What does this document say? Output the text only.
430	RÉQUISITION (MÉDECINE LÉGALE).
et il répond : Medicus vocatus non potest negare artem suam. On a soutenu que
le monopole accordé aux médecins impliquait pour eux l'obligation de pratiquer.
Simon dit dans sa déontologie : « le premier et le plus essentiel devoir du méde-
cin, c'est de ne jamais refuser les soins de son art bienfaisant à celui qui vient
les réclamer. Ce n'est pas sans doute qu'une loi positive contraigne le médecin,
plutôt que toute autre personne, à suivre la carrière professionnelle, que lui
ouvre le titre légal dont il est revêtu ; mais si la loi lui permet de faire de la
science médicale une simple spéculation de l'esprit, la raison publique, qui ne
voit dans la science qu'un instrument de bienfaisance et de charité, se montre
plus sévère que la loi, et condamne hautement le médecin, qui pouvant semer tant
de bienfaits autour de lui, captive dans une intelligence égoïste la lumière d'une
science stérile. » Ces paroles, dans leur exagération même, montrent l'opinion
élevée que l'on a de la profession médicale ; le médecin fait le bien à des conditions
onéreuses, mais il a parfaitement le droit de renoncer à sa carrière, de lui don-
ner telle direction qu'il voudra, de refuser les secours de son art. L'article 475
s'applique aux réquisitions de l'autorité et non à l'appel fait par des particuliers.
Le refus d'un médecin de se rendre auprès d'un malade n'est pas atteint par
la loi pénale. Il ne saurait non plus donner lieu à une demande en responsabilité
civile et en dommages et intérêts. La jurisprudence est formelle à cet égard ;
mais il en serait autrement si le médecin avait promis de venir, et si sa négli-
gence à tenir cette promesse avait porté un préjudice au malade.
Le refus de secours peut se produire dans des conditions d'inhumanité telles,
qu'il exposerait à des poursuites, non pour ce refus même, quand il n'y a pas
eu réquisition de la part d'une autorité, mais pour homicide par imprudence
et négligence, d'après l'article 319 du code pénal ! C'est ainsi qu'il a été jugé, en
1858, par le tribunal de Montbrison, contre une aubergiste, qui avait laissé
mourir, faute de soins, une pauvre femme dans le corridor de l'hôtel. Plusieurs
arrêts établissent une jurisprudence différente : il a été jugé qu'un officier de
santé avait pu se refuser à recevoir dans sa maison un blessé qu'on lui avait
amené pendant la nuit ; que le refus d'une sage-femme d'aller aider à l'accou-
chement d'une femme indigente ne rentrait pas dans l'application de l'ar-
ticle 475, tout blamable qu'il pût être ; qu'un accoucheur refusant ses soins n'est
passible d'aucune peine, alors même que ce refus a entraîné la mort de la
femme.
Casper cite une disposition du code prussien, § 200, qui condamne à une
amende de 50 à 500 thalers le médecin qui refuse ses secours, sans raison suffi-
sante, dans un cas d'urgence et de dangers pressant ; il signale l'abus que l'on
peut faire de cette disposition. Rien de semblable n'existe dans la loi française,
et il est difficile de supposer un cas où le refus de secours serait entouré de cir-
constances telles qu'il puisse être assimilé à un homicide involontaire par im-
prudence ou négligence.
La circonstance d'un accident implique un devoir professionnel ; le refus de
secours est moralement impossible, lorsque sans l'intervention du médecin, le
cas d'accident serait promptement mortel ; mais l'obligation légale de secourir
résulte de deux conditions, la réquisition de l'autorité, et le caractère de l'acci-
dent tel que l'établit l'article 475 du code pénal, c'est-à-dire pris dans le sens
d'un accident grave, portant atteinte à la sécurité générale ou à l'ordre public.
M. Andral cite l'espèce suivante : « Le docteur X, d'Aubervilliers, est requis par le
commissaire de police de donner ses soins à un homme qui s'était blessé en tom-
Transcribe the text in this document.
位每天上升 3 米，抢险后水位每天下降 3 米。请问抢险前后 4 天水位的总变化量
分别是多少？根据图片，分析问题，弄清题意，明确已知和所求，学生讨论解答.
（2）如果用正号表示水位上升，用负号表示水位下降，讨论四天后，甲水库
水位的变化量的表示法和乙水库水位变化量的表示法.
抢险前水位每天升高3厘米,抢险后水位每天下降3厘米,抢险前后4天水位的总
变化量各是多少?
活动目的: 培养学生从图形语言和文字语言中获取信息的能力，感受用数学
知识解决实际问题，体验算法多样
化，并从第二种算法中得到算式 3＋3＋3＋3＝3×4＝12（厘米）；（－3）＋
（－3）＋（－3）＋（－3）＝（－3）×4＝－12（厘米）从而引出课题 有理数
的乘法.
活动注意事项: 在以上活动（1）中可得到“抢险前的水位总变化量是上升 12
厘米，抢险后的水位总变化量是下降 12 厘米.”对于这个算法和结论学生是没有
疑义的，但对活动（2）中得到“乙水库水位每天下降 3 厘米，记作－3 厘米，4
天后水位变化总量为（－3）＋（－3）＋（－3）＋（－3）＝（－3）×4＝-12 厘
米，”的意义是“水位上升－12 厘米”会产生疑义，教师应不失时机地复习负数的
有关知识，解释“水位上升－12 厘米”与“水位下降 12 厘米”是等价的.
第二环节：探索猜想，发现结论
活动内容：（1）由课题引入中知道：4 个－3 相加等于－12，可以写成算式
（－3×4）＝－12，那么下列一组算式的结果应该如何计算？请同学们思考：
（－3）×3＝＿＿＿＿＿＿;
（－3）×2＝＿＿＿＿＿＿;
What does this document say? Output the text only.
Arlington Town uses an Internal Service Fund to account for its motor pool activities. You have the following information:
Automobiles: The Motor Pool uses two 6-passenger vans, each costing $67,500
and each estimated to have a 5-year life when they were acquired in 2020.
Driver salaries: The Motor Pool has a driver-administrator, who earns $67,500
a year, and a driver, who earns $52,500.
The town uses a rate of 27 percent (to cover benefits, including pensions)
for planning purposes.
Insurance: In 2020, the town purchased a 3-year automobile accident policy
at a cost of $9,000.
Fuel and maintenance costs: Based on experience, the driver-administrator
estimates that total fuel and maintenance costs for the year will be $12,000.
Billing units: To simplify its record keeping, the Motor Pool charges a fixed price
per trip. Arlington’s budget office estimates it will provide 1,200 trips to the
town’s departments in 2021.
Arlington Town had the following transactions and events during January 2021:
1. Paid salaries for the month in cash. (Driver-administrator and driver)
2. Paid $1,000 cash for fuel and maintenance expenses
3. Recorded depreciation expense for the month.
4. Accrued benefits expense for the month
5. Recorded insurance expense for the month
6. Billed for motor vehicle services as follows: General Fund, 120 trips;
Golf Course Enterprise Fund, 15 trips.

# TASK PROMPT
Write the listing out again, exactly as shown above.

# WRITTEN ANSWER
What does this document say? Output the text only.
430	RÉQUISITION (MÉDECINE LÉGALE).
et il répond : Medicus vocatus non potest negare artem suam. On a soutenu que
le monopole accordé aux médecins impliquait pour eux l'obligation de pratiquer.
Simon dit dans sa déontologie : « le premier et le plus essentiel devoir du méde-
cin, c'est de ne jamais refuser les soins de son art bienfaisant à celui qui vient
les réclamer. Ce n'est pas sans doute qu'une loi positive contraigne le médecin,
plutôt que toute autre personne, à suivre la carrière professionnelle, que lui
ouvre le titre légal dont il est revêtu ; mais si la loi lui permet de faire de la
science médicale une simple spéculation de l'esprit, la raison publique, qui ne
voit dans la science qu'un instrument de bienfaisance et de charité, se montre
plus sévère que la loi, et condamne hautement le médecin, qui pouvant semer tant
de bienfaits autour de lui, captive dans une intelligence égoïste la lumière d'une
science stérile. » Ces paroles, dans leur exagération même, montrent l'opinion
élevée que l'on a de la profession médicale ; le médecin fait le bien à des conditions
onéreuses, mais il a parfaitement le droit de renoncer à sa carrière, de lui don-
ner telle direction qu'il voudra, de refuser les secours de son art. L'article 475
s'applique aux réquisitions de l'autorité et non à l'appel fait par des particuliers.
Le refus d'un médecin de se rendre auprès d'un malade n'est pas atteint par
la loi pénale. Il ne saurait non plus donner lieu à une demande en responsabilité
civile et en dommages et intérêts. La jurisprudence est formelle à cet égard ;
mais il en serait autrement si le médecin avait promis de venir, et si sa négli-
gence à tenir cette promesse avait porté un préjudice au malade.
Le refus de secours peut se produire dans des conditions d'inhumanité telles,
qu'il exposerait à des poursuites, non pour ce refus même, quand il n'y a pas
eu réquisition de la part d'une autorité, mais pour homicide par imprudence
et négligence, d'après l'article 319 du code pénal ! C'est ainsi qu'il a été jugé, en
1858, par le tribunal de Montbrison, contre une aubergiste, qui avait laissé
mourir, faute de soins, une pauvre femme dans le corridor de l'hôtel. Plusieurs
arrêts établissent une jurisprudence différente : il a été jugé qu'un officier de
santé avait pu se refuser à recevoir dans sa maison un blessé qu'on lui avait
amené pendant la nuit ; que le refus d'une sage-femme d'aller aider à l'accou-
chement d'une femme indigente ne rentrait pas dans l'application de l'ar-
ticle 475, tout blamable qu'il pût être ; qu'un accoucheur refusant ses soins n'est
passible d'aucune peine, alors même que ce refus a entraîné la mort de la
femme.
Casper cite une disposition du code prussien, § 200, qui condamne à une
amende de 50 à 500 thalers le médecin qui refuse ses secours, sans raison suffi-
sante, dans un cas d'urgence et de dangers pressant ; il signale l'abus que l'on
peut faire de cette disposition. Rien de semblable n'existe dans la loi française,
et il est difficile de supposer un cas où le refus de secours serait entouré de cir-
constances telles qu'il puisse être assimilé à un homicide involontaire par im-
prudence ou négligence.
La circonstance d'un accident implique un devoir professionnel ; le refus de
secours est moralement impossible, lorsque sans l'intervention du médecin, le
cas d'accident serait promptement mortel ; mais l'obligation légale de secourir
résulte de deux conditions, la réquisition de l'autorité, et le caractère de l'acci-
dent tel que l'établit l'article 475 du code pénal, c'est-à-dire pris dans le sens
d'un accident grave, portant atteinte à la sécurité générale ou à l'ordre public.
M. Andral cite l'espèce suivante : « Le docteur X, d'Aubervilliers, est requis par le
commissaire de police de donner ses soins à un homme qui s'était blessé en tom-
Transcribe the text in this document.
位每天上升 3 米，抢险后水位每天下降 3 米。请问抢险前后 4 天水位的总变化量
分别是多少？根据图片，分析问题，弄清题意，明确已知和所求，学生讨论解答.
（2）如果用正号表示水位上升，用负号表示水位下降，讨论四天后，甲水库
水位的变化量的表示法和乙水库水位变化量的表示法.
抢险前水位每天升高3厘米,抢险后水位每天下降3厘米,抢险前后4天水位的总
变化量各是多少?
活动目的: 培养学生从图形语言和文字语言中获取信息的能力，感受用数学
知识解决实际问题，体验算法多样
化，并从第二种算法中得到算式 3＋3＋3＋3＝3×4＝12（厘米）；（－3）＋
（－3）＋（－3）＋（－3）＝（－3）×4＝－12（厘米）从而引出课题 有理数
的乘法.
活动注意事项: 在以上活动（1）中可得到“抢险前的水位总变化量是上升 12
厘米，抢险后的水位总变化量是下降 12 厘米.”对于这个算法和结论学生是没有
疑义的，但对活动（2）中得到“乙水库水位每天下降 3 厘米，记作－3 厘米，4
天后水位变化总量为（－3）＋（－3）＋（－3）＋（－3）＝（－3）×4＝-12 厘
米，”的意义是“水位上升－12 厘米”会产生疑义，教师应不失时机地复习负数的
有关知识，解释“水位上升－12 厘米”与“水位下降 12 厘米”是等价的.
第二环节：探索猜想，发现结论
活动内容：（1）由课题引入中知道：4 个－3 相加等于－12，可以写成算式
（－3×4）＝－12，那么下列一组算式的结果应该如何计算？请同学们思考：
（－3）×3＝＿＿＿＿＿＿;
（－3）×2＝＿＿＿＿＿＿;
What does this document say? Output the text only.
Arlington Town uses an Internal Service Fund to account for its motor pool activities. You have the following information:
Automobiles: The Motor Pool uses two 6-passenger vans, each costing $67,500
and each estimated to have a 5-year life when they were acquired in 2020.
Driver salaries: The Motor Pool has a driver-administrator, who earns $67,500
a year, and a driver, who earns $52,500.
The town uses a rate of 27 percent (to cover benefits, including pensions)
for planning purposes.
Insurance: In 2020, the town purchased a 3-year automobile accident policy
at a cost of $9,000.
Fuel and maintenance costs: Based on experience, the driver-administrator
estimates that total fuel and maintenance costs for the year will be $12,000.
Billing units: To simplify its record keeping, the Motor Pool charges a fixed price
per trip. Arlington’s budget office estimates it will provide 1,200 trips to the
town’s departments in 2021.
Arlington Town had the following transactions and events during January 2021:
1. Paid salaries for the month in cash. (Driver-administrator and driver)
2. Paid $1,000 cash for fuel and maintenance expenses
3. Recorded depreciation expense for the month.
4. Accrued benefits expense for the month
5. Recorded insurance expense for the month
6. Billed for motor vehicle services as follows: General Fund, 120 trips;
Golf Course Enterprise Fund, 15 trips.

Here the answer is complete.